Exercise data.
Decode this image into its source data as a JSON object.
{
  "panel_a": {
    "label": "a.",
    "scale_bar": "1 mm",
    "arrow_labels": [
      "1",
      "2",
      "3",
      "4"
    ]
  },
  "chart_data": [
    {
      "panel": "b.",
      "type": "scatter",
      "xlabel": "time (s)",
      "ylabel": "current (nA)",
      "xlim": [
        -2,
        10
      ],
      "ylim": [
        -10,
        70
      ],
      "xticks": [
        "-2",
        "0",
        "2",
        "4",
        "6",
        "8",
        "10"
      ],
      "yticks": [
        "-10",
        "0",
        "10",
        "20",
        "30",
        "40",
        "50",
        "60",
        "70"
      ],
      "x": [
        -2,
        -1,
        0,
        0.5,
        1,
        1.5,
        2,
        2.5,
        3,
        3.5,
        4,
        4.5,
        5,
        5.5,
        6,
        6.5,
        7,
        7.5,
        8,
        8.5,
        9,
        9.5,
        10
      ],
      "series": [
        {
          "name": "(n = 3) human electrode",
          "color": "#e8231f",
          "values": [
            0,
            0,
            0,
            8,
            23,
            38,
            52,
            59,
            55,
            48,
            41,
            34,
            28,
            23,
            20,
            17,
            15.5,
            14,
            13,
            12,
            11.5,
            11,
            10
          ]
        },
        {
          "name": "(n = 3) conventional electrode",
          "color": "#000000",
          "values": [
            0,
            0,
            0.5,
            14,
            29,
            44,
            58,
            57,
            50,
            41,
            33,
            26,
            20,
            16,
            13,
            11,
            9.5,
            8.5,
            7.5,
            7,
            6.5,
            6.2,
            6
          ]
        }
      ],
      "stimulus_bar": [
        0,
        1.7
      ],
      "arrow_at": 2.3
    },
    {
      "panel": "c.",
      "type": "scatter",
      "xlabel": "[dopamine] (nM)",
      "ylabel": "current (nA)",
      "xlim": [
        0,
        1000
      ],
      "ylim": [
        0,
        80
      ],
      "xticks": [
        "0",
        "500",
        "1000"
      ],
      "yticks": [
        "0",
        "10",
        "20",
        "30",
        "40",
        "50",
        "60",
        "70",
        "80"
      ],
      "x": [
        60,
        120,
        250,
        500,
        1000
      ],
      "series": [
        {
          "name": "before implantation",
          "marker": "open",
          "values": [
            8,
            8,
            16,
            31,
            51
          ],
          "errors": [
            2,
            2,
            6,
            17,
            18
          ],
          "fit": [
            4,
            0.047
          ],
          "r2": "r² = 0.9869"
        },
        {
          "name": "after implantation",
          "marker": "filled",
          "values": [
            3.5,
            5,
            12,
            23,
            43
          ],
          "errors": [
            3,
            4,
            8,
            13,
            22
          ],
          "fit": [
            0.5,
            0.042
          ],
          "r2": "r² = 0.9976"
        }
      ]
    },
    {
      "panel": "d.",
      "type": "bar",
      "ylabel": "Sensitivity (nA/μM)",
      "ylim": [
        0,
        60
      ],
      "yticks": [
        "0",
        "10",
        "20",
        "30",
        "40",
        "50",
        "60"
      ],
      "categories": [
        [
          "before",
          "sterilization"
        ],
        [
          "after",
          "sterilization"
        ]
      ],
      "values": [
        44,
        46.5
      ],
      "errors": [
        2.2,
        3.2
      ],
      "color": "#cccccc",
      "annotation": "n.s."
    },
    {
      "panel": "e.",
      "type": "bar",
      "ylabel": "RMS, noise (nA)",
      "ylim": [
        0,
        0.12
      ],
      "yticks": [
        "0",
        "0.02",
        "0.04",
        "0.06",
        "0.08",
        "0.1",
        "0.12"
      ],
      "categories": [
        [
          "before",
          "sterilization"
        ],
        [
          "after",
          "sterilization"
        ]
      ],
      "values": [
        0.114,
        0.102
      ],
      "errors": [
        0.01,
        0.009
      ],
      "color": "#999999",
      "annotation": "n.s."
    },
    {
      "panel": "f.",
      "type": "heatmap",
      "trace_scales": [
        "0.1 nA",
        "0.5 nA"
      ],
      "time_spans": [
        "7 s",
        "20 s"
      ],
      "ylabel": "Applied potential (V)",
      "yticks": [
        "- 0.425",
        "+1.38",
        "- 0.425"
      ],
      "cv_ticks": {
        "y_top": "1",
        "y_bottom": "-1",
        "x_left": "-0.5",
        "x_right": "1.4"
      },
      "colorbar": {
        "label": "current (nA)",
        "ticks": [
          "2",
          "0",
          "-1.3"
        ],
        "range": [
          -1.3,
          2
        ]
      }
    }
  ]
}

Task objective. Return each line in the records that holds the string "implantation".

Written solution.
          "name": "before implantation",
          "name": "after implantation",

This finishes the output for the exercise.